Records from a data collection
━━━━━━━━━━━━━━━━
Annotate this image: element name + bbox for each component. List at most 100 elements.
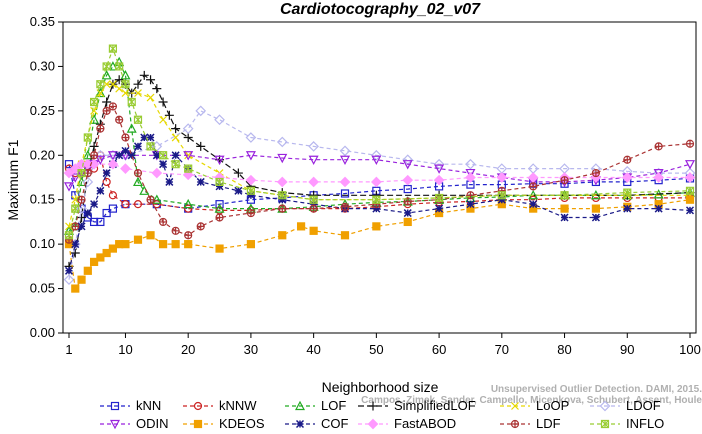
data-point xyxy=(184,151,193,160)
data-point xyxy=(164,110,174,120)
data-point xyxy=(309,204,318,213)
legend-item-odin: ODIN xyxy=(100,416,169,431)
x-axis-label: Neighborhood size xyxy=(322,379,439,395)
data-point xyxy=(83,133,92,142)
series-cof xyxy=(64,133,695,275)
data-point xyxy=(151,167,163,179)
y-tick-label: 0.25 xyxy=(30,103,55,118)
legend-label: INFLO xyxy=(626,416,664,431)
y-tick-label: 0.10 xyxy=(30,236,55,251)
legend: kNN kNNW LOF SimplifiedLOF LoOP LDOF ODIN KDEOS… xyxy=(100,398,664,431)
data-point xyxy=(591,168,601,178)
data-point xyxy=(654,204,663,213)
data-point xyxy=(146,133,155,142)
data-point xyxy=(340,231,350,240)
x-tick-label: 80 xyxy=(557,342,571,357)
data-point xyxy=(102,169,111,178)
legend-item-ldf: LDF xyxy=(500,416,561,431)
data-point xyxy=(339,145,351,157)
data-point xyxy=(245,132,257,143)
legend-label: LDF xyxy=(536,416,561,431)
watermark-line-1: Unsupervised Outlier Detection. DAMI, 20… xyxy=(491,384,702,395)
data-point xyxy=(278,204,287,213)
legend-item-lof: LOF xyxy=(285,398,346,413)
data-point xyxy=(77,168,86,178)
legend-item-ldof: LDOF xyxy=(590,398,661,413)
data-point xyxy=(64,231,74,240)
data-point xyxy=(309,200,318,209)
data-point xyxy=(403,217,412,227)
data-point xyxy=(115,151,124,160)
data-point xyxy=(140,133,149,142)
data-point xyxy=(466,191,475,200)
legend-label: kNN xyxy=(136,398,161,413)
data-point xyxy=(214,114,225,126)
data-point xyxy=(133,168,143,178)
x-axis: 1 10 20 30 40 50 60 70 80 90 100 xyxy=(65,333,701,357)
watermark: Unsupervised Outlier Detection. DAMI, 20… xyxy=(361,384,702,406)
data-point xyxy=(465,168,476,179)
data-point xyxy=(183,198,194,209)
data-point xyxy=(77,222,86,231)
legend-label: LOF xyxy=(321,398,346,413)
legend-item-kdeos: KDEOS xyxy=(183,416,265,431)
data-point xyxy=(146,195,155,204)
legend-marker xyxy=(368,401,378,411)
legend-label: FastABOD xyxy=(394,416,456,431)
legend-marker xyxy=(510,419,520,429)
data-point xyxy=(245,174,257,186)
legend-marker xyxy=(193,419,203,429)
data-point xyxy=(309,195,318,204)
data-point xyxy=(435,204,444,213)
series-line-knnw xyxy=(68,153,690,211)
y-tick-label: 0.20 xyxy=(30,147,55,162)
data-point xyxy=(246,240,256,249)
data-point xyxy=(139,70,149,80)
data-point xyxy=(71,240,80,249)
series-ldf xyxy=(64,102,695,244)
data-point xyxy=(89,114,100,124)
data-point xyxy=(340,155,350,166)
data-point xyxy=(108,244,118,253)
data-point xyxy=(146,142,155,151)
data-point xyxy=(184,204,193,213)
x-tick-label: 70 xyxy=(495,342,509,357)
data-point xyxy=(434,193,444,203)
data-point xyxy=(108,204,118,213)
data-point xyxy=(246,191,255,200)
y-tick-label: 0.30 xyxy=(30,58,55,73)
data-point xyxy=(621,172,633,183)
legend-item-fastabod: FastABOD xyxy=(358,416,456,431)
data-point xyxy=(196,222,205,231)
data-point xyxy=(308,141,319,152)
x-tick-label: 20 xyxy=(181,342,195,357)
data-point xyxy=(496,172,508,183)
data-point xyxy=(96,186,105,195)
data-point xyxy=(96,217,105,227)
data-point xyxy=(152,151,161,160)
data-point xyxy=(623,204,632,213)
data-point xyxy=(115,62,124,71)
data-point xyxy=(195,105,207,117)
data-point xyxy=(466,200,475,209)
data-point xyxy=(71,284,80,293)
data-point xyxy=(278,195,287,204)
data-point xyxy=(529,182,538,191)
series-line-ldf xyxy=(68,105,691,240)
legend-item-simplifiedlof: SimplifiedLOF xyxy=(358,398,476,413)
data-point xyxy=(684,172,696,183)
data-point xyxy=(71,204,80,213)
data-point xyxy=(151,194,162,204)
data-point xyxy=(278,191,287,200)
data-point xyxy=(560,191,569,200)
data-point xyxy=(89,217,99,227)
data-point xyxy=(102,62,111,71)
x-tick-label: 10 xyxy=(118,342,132,357)
legend-label: KDEOS xyxy=(219,416,265,431)
series-line-inflo xyxy=(68,46,691,236)
data-point xyxy=(340,202,350,211)
data-point xyxy=(182,123,194,134)
data-point xyxy=(133,115,143,124)
data-point xyxy=(623,155,632,164)
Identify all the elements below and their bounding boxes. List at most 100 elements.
━━━━━━━━━━━━━━━━
* WHAT TO PRODUCE
Copy out the lines in the records above, starting with the line that contains "data-point xyxy=(184,151,193,160)" and ending with the line that contains "data-point xyxy=(146,133,155,142)", including both of those lines.

* SOLVED PROBLEM
data-point xyxy=(184,151,193,160)
data-point xyxy=(164,110,174,120)
data-point xyxy=(309,204,318,213)
legend-item-odin: ODIN xyxy=(100,416,169,431)
x-axis-label: Neighborhood size xyxy=(322,379,439,395)
data-point xyxy=(83,133,92,142)
series-cof xyxy=(64,133,695,275)
data-point xyxy=(151,167,163,179)
y-tick-label: 0.25 xyxy=(30,103,55,118)
legend-label: INFLO xyxy=(626,416,664,431)
y-tick-label: 0.10 xyxy=(30,236,55,251)
legend: kNN kNNW LOF SimplifiedLOF LoOP LDOF ODIN KDEOS… xyxy=(100,398,664,431)
data-point xyxy=(591,168,601,178)
data-point xyxy=(654,204,663,213)
data-point xyxy=(146,133,155,142)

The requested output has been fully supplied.